— WORK TO BE COMPLETED —
Reproduce character for character the lines between the one holding "enumerate the UI" and the one holding "paper-plane-icon xyxy=(404,457,415,466)", inclusive, and nothing outside them.

— DATASET RECORDS —
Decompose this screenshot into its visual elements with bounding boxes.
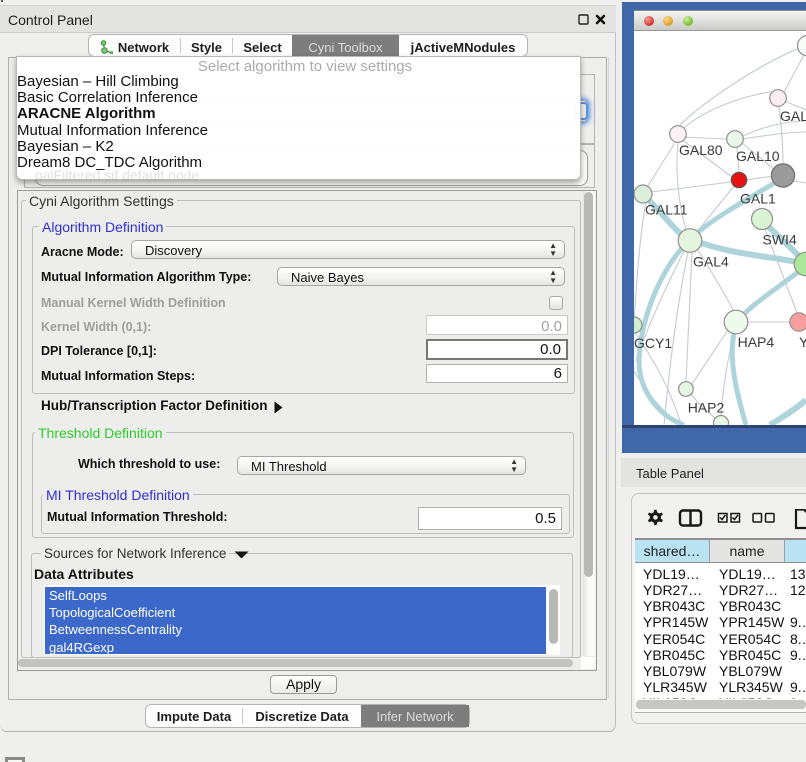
...
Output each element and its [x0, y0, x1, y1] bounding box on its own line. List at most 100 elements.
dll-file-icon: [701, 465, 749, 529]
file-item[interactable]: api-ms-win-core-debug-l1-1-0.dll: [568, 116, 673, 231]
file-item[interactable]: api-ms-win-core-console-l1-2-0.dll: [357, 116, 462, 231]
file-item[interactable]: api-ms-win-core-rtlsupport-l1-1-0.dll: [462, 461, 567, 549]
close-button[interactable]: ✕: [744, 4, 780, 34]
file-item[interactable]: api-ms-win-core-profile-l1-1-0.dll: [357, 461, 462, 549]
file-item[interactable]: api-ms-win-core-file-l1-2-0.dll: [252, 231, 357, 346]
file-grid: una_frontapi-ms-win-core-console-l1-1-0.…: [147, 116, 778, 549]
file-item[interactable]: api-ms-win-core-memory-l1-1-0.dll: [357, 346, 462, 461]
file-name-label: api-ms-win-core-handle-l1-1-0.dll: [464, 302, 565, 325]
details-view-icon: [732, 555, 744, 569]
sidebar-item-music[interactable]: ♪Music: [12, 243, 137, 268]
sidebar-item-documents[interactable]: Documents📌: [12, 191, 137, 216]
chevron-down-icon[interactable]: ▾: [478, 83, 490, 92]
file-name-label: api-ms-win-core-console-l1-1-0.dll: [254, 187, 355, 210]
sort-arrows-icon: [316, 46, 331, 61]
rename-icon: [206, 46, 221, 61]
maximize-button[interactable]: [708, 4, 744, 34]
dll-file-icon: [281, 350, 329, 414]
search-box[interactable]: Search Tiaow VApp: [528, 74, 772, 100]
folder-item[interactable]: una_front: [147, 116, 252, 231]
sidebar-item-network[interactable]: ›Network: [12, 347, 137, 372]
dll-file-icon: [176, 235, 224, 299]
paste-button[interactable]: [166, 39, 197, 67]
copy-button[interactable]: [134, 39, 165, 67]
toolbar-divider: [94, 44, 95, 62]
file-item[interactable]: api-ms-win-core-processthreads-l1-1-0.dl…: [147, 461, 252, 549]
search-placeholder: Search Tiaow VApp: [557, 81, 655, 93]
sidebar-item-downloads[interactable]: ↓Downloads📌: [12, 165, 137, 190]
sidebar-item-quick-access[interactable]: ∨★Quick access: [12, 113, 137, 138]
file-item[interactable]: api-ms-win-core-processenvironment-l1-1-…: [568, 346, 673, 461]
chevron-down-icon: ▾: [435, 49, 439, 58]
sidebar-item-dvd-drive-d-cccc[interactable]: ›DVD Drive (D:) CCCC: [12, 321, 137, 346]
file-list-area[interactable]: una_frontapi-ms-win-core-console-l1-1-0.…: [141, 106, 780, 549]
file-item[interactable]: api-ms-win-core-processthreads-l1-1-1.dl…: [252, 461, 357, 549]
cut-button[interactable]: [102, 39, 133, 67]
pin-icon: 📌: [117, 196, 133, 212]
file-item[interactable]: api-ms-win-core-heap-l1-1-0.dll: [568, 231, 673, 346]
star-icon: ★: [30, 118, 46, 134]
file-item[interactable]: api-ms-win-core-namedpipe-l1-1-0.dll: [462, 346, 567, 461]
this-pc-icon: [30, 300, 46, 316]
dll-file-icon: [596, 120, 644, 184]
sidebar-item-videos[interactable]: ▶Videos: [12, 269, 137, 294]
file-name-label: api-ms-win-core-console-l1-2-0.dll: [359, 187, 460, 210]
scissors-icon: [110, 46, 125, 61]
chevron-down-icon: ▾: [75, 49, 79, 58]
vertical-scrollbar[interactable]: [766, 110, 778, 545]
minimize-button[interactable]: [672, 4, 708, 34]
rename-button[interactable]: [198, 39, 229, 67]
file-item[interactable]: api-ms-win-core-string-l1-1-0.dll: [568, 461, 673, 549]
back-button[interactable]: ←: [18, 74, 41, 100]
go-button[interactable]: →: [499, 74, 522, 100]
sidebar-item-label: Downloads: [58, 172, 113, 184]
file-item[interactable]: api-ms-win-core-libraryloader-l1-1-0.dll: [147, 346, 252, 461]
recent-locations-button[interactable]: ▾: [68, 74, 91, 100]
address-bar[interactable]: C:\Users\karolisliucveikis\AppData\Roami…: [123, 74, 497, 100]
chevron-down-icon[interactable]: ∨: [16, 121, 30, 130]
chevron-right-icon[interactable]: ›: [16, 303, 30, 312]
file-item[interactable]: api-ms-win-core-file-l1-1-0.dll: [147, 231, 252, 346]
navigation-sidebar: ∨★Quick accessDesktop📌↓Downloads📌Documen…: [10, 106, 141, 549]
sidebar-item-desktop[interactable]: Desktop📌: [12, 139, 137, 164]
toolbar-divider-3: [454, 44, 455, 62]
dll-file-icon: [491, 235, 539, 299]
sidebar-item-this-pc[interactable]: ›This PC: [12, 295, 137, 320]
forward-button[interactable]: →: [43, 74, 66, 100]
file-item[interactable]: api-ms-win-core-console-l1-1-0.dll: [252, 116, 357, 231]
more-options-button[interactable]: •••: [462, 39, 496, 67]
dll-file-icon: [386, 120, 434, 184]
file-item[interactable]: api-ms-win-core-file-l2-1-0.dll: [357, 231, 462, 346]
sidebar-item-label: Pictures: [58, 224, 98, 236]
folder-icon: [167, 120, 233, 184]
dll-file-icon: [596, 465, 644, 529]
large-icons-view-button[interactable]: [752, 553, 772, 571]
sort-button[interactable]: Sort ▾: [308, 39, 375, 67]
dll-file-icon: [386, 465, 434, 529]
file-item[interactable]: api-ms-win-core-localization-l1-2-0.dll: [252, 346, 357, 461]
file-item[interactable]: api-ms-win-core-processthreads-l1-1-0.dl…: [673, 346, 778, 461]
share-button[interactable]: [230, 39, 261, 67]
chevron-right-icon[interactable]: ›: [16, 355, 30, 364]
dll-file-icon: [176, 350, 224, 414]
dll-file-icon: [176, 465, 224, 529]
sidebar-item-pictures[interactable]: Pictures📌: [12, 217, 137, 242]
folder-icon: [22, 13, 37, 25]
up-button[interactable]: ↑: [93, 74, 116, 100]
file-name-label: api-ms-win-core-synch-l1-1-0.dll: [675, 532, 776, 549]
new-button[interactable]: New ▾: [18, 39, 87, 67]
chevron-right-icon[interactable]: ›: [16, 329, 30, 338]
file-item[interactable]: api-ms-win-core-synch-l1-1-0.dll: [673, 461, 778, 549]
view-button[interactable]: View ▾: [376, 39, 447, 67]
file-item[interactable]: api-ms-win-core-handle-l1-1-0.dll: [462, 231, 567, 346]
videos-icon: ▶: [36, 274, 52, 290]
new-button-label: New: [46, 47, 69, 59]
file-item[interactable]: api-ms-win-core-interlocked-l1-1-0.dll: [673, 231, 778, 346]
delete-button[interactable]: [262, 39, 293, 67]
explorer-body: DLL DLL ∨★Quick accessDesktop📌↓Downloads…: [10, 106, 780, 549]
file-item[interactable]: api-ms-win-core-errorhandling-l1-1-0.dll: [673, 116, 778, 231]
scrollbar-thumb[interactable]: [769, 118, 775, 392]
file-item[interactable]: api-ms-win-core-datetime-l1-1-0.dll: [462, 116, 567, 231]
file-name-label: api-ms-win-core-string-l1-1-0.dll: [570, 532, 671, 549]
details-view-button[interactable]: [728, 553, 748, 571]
* * *
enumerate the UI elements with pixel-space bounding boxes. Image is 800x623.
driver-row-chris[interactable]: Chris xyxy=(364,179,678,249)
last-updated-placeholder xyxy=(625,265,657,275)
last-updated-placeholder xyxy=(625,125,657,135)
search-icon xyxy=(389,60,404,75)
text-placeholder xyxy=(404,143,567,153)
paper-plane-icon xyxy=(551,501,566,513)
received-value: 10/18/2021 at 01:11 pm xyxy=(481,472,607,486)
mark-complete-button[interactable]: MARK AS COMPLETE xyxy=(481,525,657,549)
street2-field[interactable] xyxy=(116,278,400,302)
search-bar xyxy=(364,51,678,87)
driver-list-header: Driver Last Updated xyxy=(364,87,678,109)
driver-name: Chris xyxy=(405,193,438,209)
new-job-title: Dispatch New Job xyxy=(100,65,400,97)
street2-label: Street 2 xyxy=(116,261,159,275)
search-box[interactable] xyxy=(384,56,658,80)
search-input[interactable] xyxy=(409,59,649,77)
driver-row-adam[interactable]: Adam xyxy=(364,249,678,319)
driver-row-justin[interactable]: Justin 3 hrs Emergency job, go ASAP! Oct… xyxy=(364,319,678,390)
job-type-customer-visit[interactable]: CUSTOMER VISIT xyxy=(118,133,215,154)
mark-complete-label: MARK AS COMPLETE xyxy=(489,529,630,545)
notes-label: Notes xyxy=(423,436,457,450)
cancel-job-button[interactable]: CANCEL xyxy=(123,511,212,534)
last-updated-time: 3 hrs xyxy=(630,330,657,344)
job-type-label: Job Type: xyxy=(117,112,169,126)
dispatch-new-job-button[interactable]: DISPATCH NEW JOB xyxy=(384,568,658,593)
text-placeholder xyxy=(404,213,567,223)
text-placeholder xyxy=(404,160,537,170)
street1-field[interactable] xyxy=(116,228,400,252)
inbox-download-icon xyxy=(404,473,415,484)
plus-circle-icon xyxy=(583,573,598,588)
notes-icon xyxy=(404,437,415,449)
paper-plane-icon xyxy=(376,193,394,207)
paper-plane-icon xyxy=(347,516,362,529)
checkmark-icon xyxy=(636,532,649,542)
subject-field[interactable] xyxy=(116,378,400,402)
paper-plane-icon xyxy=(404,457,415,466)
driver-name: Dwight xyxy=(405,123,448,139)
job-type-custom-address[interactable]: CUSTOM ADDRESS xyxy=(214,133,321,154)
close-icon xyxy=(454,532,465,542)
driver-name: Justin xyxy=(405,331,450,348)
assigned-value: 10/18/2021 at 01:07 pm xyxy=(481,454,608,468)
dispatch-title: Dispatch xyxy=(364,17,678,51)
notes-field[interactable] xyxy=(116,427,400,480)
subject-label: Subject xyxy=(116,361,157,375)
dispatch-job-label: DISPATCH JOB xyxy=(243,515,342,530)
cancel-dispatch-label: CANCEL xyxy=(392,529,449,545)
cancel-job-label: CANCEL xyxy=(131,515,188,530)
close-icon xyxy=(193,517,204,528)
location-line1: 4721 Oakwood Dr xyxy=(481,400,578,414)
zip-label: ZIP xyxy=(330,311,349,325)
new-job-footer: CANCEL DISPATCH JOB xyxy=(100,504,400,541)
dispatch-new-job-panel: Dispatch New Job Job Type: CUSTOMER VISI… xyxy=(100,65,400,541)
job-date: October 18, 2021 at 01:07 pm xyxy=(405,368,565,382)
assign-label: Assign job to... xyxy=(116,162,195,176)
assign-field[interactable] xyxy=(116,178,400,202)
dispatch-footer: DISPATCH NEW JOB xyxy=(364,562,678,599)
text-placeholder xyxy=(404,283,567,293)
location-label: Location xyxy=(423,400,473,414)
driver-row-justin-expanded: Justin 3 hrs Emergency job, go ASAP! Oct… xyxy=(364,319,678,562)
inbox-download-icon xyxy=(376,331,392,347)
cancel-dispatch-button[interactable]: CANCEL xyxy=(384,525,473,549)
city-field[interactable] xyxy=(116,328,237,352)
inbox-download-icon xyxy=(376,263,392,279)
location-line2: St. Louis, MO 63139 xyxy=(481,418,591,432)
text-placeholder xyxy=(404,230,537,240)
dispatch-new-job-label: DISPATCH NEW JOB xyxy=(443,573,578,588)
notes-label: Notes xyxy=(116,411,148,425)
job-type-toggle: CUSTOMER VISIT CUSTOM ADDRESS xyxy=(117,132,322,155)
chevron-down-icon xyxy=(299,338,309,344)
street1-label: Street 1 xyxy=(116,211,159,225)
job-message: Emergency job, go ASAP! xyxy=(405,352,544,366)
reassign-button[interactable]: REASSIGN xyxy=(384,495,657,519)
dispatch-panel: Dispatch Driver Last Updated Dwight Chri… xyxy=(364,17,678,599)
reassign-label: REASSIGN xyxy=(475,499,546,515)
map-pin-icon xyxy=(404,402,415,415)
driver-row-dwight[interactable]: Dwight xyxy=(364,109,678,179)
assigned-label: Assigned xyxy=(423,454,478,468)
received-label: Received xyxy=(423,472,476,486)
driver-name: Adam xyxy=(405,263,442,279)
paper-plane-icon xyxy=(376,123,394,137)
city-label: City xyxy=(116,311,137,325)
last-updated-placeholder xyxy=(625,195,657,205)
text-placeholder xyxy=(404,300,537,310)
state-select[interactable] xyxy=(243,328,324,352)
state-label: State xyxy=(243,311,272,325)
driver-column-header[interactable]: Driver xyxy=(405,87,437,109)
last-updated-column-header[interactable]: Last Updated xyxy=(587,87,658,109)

— THE OUTPUT —
enumerate the UI elements with pixel-space bounding boxes. Image is 800x623.
driver-row-chris[interactable]: Chris xyxy=(364,179,678,249)
last-updated-placeholder xyxy=(625,265,657,275)
last-updated-placeholder xyxy=(625,125,657,135)
search-icon xyxy=(389,60,404,75)
text-placeholder xyxy=(404,143,567,153)
paper-plane-icon xyxy=(551,501,566,513)
received-value: 10/18/2021 at 01:11 pm xyxy=(481,472,607,486)
mark-complete-button[interactable]: MARK AS COMPLETE xyxy=(481,525,657,549)
street2-field[interactable] xyxy=(116,278,400,302)
search-bar xyxy=(364,51,678,87)
driver-list-header: Driver Last Updated xyxy=(364,87,678,109)
driver-name: Chris xyxy=(405,193,438,209)
new-job-title: Dispatch New Job xyxy=(100,65,400,97)
street2-label: Street 2 xyxy=(116,261,159,275)
search-box[interactable] xyxy=(384,56,658,80)
search-input[interactable] xyxy=(409,59,649,77)
driver-row-adam[interactable]: Adam xyxy=(364,249,678,319)
driver-row-justin[interactable]: Justin 3 hrs Emergency job, go ASAP! Oct… xyxy=(364,319,678,390)
job-type-customer-visit[interactable]: CUSTOMER VISIT xyxy=(118,133,215,154)
mark-complete-label: MARK AS COMPLETE xyxy=(489,529,630,545)
notes-label: Notes xyxy=(423,436,457,450)
cancel-job-button[interactable]: CANCEL xyxy=(123,511,212,534)
last-updated-time: 3 hrs xyxy=(630,330,657,344)
job-type-label: Job Type: xyxy=(117,112,169,126)
dispatch-new-job-button[interactable]: DISPATCH NEW JOB xyxy=(384,568,658,593)
text-placeholder xyxy=(404,213,567,223)
text-placeholder xyxy=(404,160,537,170)
street1-field[interactable] xyxy=(116,228,400,252)
inbox-download-icon xyxy=(404,473,415,484)
plus-circle-icon xyxy=(583,573,598,588)
notes-icon xyxy=(404,437,415,449)
paper-plane-icon xyxy=(376,193,394,207)
paper-plane-icon xyxy=(347,516,362,529)
checkmark-icon xyxy=(636,532,649,542)
subject-field[interactable] xyxy=(116,378,400,402)
paper-plane-icon xyxy=(404,457,415,466)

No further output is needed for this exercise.